■ **Description of the task**
Each line below should be retyped exactly, with no pictures.

◆ ◆ ◆

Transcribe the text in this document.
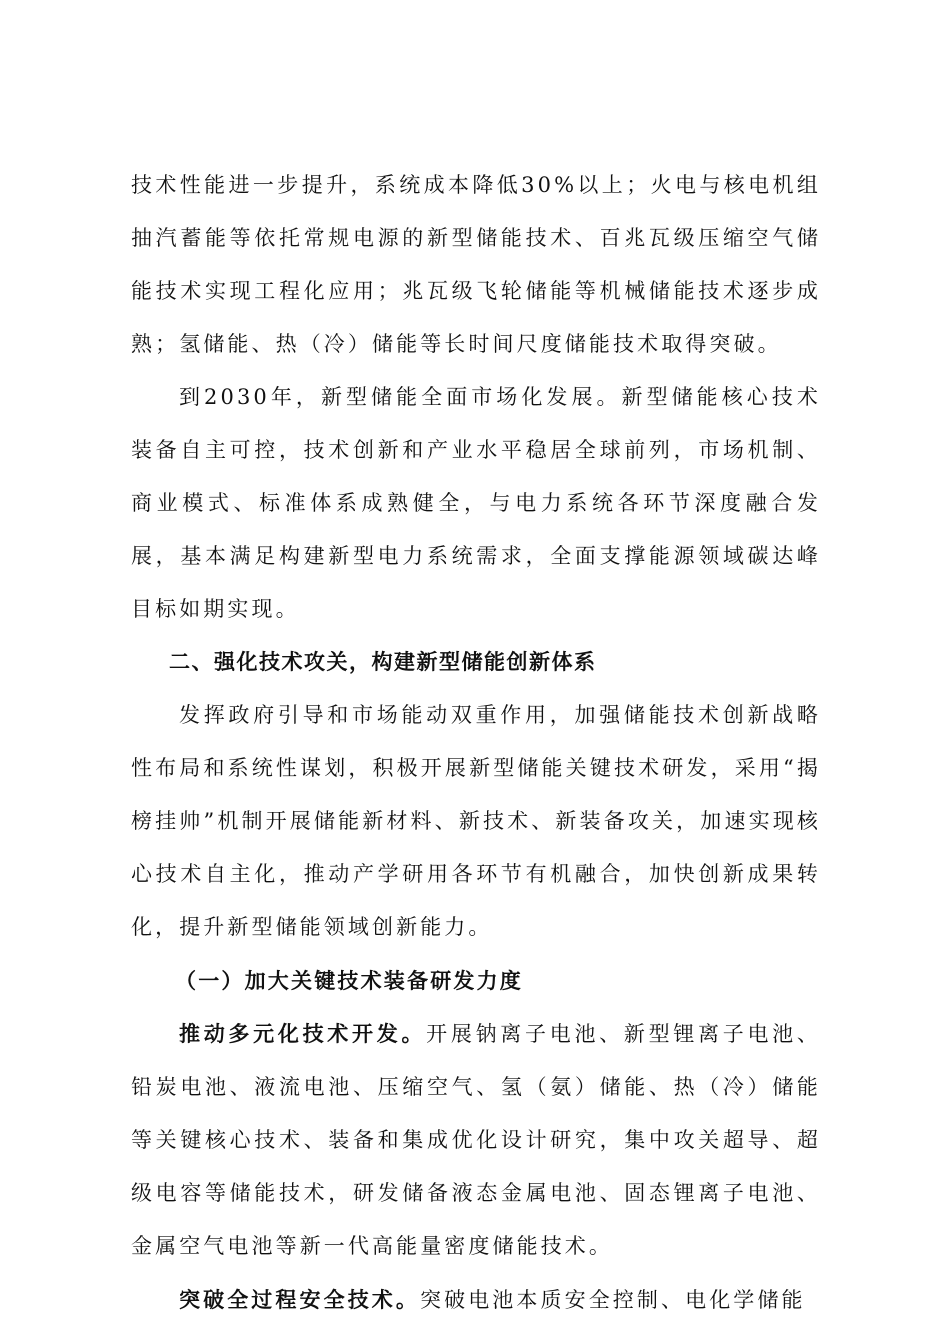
技术性能进一步提升，系统成本降低30%以上；火电与核电机组抽汽蓄能等依托常规电源的新型储能技术、百兆瓦级压缩空气储能技术实现工程化应用；兆瓦级飞轮储能等机械储能技术逐步成熟；氢储能、热（冷）储能等长时间尺度储能技术取得突破。

到2030年，新型储能全面市场化发展。新型储能核心技术装备自主可控，技术创新和产业水平稳居全球前列，市场机制、商业模式、标准体系成熟健全，与电力系统各环节深度融合发展，基本满足构建新型电力系统需求，全面支撑能源领域碳达峰目标如期实现。

二、强化技术攻关，构建新型储能创新体系

发挥政府引导和市场能动双重作用，加强储能技术创新战略性布局和系统性谋划，积极开展新型储能关键技术研发，采用“揭榜挂帅”机制开展储能新材料、新技术、新装备攻关，加速实现核心技术自主化，推动产学研用各环节有机融合，加快创新成果转化，提升新型储能领域创新能力。

（一）加大关键技术装备研发力度

推动多元化技术开发。开展钠离子电池、新型锂离子电池、铅炭电池、液流电池、压缩空气、氢（氨）储能、热（冷）储能等关键核心技术、装备和集成优化设计研究，集中攻关超导、超级电容等储能技术，研发储备液态金属电池、固态锂离子电池、金属空气电池等新一代高能量密度储能技术。

突破全过程安全技术。突破电池本质安全控制、电化学储能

◆ ◆ ◆

■ **Expected output**
Transcribe the text in this document.
技术性能进一步提升，系统成本降低30%以上；火电与核电机组抽汽蓄能等依托常规电源的新型储能技术、百兆瓦级压缩空气储能技术实现工程化应用；兆瓦级飞轮储能等机械储能技术逐步成熟；氢储能、热（冷）储能等长时间尺度储能技术取得突破。

到2030年，新型储能全面市场化发展。新型储能核心技术装备自主可控，技术创新和产业水平稳居全球前列，市场机制、商业模式、标准体系成熟健全，与电力系统各环节深度融合发展，基本满足构建新型电力系统需求，全面支撑能源领域碳达峰目标如期实现。

二、强化技术攻关，构建新型储能创新体系

发挥政府引导和市场能动双重作用，加强储能技术创新战略性布局和系统性谋划，积极开展新型储能关键技术研发，采用“揭榜挂帅”机制开展储能新材料、新技术、新装备攻关，加速实现核心技术自主化，推动产学研用各环节有机融合，加快创新成果转化，提升新型储能领域创新能力。

（一）加大关键技术装备研发力度

推动多元化技术开发。开展钠离子电池、新型锂离子电池、铅炭电池、液流电池、压缩空气、氢（氨）储能、热（冷）储能等关键核心技术、装备和集成优化设计研究，集中攻关超导、超级电容等储能技术，研发储备液态金属电池、固态锂离子电池、金属空气电池等新一代高能量密度储能技术。

突破全过程安全技术。突破电池本质安全控制、电化学储能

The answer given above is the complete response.